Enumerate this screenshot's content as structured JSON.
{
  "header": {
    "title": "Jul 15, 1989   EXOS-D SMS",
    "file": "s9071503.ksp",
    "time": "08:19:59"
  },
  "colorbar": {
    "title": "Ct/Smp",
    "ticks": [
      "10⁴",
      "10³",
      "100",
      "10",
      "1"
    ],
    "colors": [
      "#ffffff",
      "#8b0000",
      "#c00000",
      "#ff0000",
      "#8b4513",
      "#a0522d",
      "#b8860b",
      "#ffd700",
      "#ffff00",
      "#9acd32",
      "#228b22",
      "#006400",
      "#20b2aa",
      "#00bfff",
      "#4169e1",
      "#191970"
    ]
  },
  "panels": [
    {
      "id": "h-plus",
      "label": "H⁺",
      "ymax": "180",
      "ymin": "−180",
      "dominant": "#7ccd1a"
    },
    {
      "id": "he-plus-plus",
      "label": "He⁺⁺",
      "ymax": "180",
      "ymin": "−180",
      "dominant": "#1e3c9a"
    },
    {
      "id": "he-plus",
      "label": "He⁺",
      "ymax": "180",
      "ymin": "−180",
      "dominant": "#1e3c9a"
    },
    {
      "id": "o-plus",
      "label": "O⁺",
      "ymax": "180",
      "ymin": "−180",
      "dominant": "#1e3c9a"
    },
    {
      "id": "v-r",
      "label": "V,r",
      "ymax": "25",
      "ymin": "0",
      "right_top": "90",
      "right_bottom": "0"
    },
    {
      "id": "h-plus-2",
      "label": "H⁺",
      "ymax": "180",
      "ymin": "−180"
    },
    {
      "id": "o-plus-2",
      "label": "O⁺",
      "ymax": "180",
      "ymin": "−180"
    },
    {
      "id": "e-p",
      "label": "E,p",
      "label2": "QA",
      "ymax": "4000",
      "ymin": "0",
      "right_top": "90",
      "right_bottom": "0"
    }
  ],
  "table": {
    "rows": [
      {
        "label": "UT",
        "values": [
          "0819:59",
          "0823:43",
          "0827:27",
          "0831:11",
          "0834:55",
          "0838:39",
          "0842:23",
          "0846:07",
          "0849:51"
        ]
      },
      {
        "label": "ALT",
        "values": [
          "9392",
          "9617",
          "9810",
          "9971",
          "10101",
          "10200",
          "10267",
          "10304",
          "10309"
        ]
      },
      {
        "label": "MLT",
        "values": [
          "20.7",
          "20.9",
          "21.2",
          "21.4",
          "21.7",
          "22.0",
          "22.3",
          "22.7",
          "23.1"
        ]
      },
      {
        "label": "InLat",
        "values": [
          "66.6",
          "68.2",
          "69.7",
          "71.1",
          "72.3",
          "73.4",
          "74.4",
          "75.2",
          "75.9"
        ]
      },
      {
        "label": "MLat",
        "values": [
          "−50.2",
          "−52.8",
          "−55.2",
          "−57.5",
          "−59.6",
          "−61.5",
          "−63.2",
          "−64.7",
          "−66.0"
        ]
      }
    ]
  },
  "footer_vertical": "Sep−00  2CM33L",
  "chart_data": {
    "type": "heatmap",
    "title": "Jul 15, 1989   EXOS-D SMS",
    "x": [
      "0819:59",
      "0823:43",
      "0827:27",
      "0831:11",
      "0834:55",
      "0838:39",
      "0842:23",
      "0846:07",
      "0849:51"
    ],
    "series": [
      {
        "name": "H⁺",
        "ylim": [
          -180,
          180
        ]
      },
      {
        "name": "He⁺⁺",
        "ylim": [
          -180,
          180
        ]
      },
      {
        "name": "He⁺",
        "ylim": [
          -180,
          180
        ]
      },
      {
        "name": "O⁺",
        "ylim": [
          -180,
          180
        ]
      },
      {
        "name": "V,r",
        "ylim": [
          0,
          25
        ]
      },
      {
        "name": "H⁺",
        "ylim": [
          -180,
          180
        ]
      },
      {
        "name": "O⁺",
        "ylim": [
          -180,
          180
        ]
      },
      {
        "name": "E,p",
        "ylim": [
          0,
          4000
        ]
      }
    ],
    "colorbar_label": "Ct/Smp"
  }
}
--*--
From the listing above, extract all records word for word.

→ EXERCISE ANSWER
Enumerate this screenshot's content as structured JSON.
{
  "header": {
    "title": "Jul 15, 1989   EXOS-D SMS",
    "file": "s9071503.ksp",
    "time": "08:19:59"
  },
  "colorbar": {
    "title": "Ct/Smp",
    "ticks": [
      "10⁴",
      "10³",
      "100",
      "10",
      "1"
    ],
    "colors": [
      "#ffffff",
      "#8b0000",
      "#c00000",
      "#ff0000",
      "#8b4513",
      "#a0522d",
      "#b8860b",
      "#ffd700",
      "#ffff00",
      "#9acd32",
      "#228b22",
      "#006400",
      "#20b2aa",
      "#00bfff",
      "#4169e1",
      "#191970"
    ]
  },
  "panels": [
    {
      "id": "h-plus",
      "label": "H⁺",
      "ymax": "180",
      "ymin": "−180",
      "dominant": "#7ccd1a"
    },
    {
      "id": "he-plus-plus",
      "label": "He⁺⁺",
      "ymax": "180",
      "ymin": "−180",
      "dominant": "#1e3c9a"
    },
    {
      "id": "he-plus",
      "label": "He⁺",
      "ymax": "180",
      "ymin": "−180",
      "dominant": "#1e3c9a"
    },
    {
      "id": "o-plus",
      "label": "O⁺",
      "ymax": "180",
      "ymin": "−180",
      "dominant": "#1e3c9a"
    },
    {
      "id": "v-r",
      "label": "V,r",
      "ymax": "25",
      "ymin": "0",
      "right_top": "90",
      "right_bottom": "0"
    },
    {
      "id": "h-plus-2",
      "label": "H⁺",
      "ymax": "180",
      "ymin": "−180"
    },
    {
      "id": "o-plus-2",
      "label": "O⁺",
      "ymax": "180",
      "ymin": "−180"
    },
    {
      "id": "e-p",
      "label": "E,p",
      "label2": "QA",
      "ymax": "4000",
      "ymin": "0",
      "right_top": "90",
      "right_bottom": "0"
    }
  ],
  "table": {
    "rows": [
      {
        "label": "UT",
        "values": [
          "0819:59",
          "0823:43",
          "0827:27",
          "0831:11",
          "0834:55",
          "0838:39",
          "0842:23",
          "0846:07",
          "0849:51"
        ]
      },
      {
        "label": "ALT",
        "values": [
          "9392",
          "9617",
          "9810",
          "9971",
          "10101",
          "10200",
          "10267",
          "10304",
          "10309"
        ]
      },
      {
        "label": "MLT",
        "values": [
          "20.7",
          "20.9",
          "21.2",
          "21.4",
          "21.7",
          "22.0",
          "22.3",
          "22.7",
          "23.1"
        ]
      },
      {
        "label": "InLat",
        "values": [
          "66.6",
          "68.2",
          "69.7",
          "71.1",
          "72.3",
          "73.4",
          "74.4",
          "75.2",
          "75.9"
        ]
      },
      {
        "label": "MLat",
        "values": [
          "−50.2",
          "−52.8",
          "−55.2",
          "−57.5",
          "−59.6",
          "−61.5",
          "−63.2",
          "−64.7",
          "−66.0"
        ]
      }
    ]
  },
  "footer_vertical": "Sep−00  2CM33L",
  "chart_data": {
    "type": "heatmap",
    "title": "Jul 15, 1989   EXOS-D SMS",
    "x": [
      "0819:59",
      "0823:43",
      "0827:27",
      "0831:11",
      "0834:55",
      "0838:39",
      "0842:23",
      "0846:07",
      "0849:51"
    ],
    "series": [
      {
        "name": "H⁺",
        "ylim": [
          -180,
          180
        ]
      },
      {
        "name": "He⁺⁺",
        "ylim": [
          -180,
          180
        ]
      },
      {
        "name": "He⁺",
        "ylim": [
          -180,
          180
        ]
      },
      {
        "name": "O⁺",
        "ylim": [
          -180,
          180
        ]
      },
      {
        "name": "V,r",
        "ylim": [
          0,
          25
        ]
      },
      {
        "name": "H⁺",
        "ylim": [
          -180,
          180
        ]
      },
      {
        "name": "O⁺",
        "ylim": [
          -180,
          180
        ]
      },
      {
        "name": "E,p",
        "ylim": [
          0,
          4000
        ]
      }
    ],
    "colorbar_label": "Ct/Smp"
  }
}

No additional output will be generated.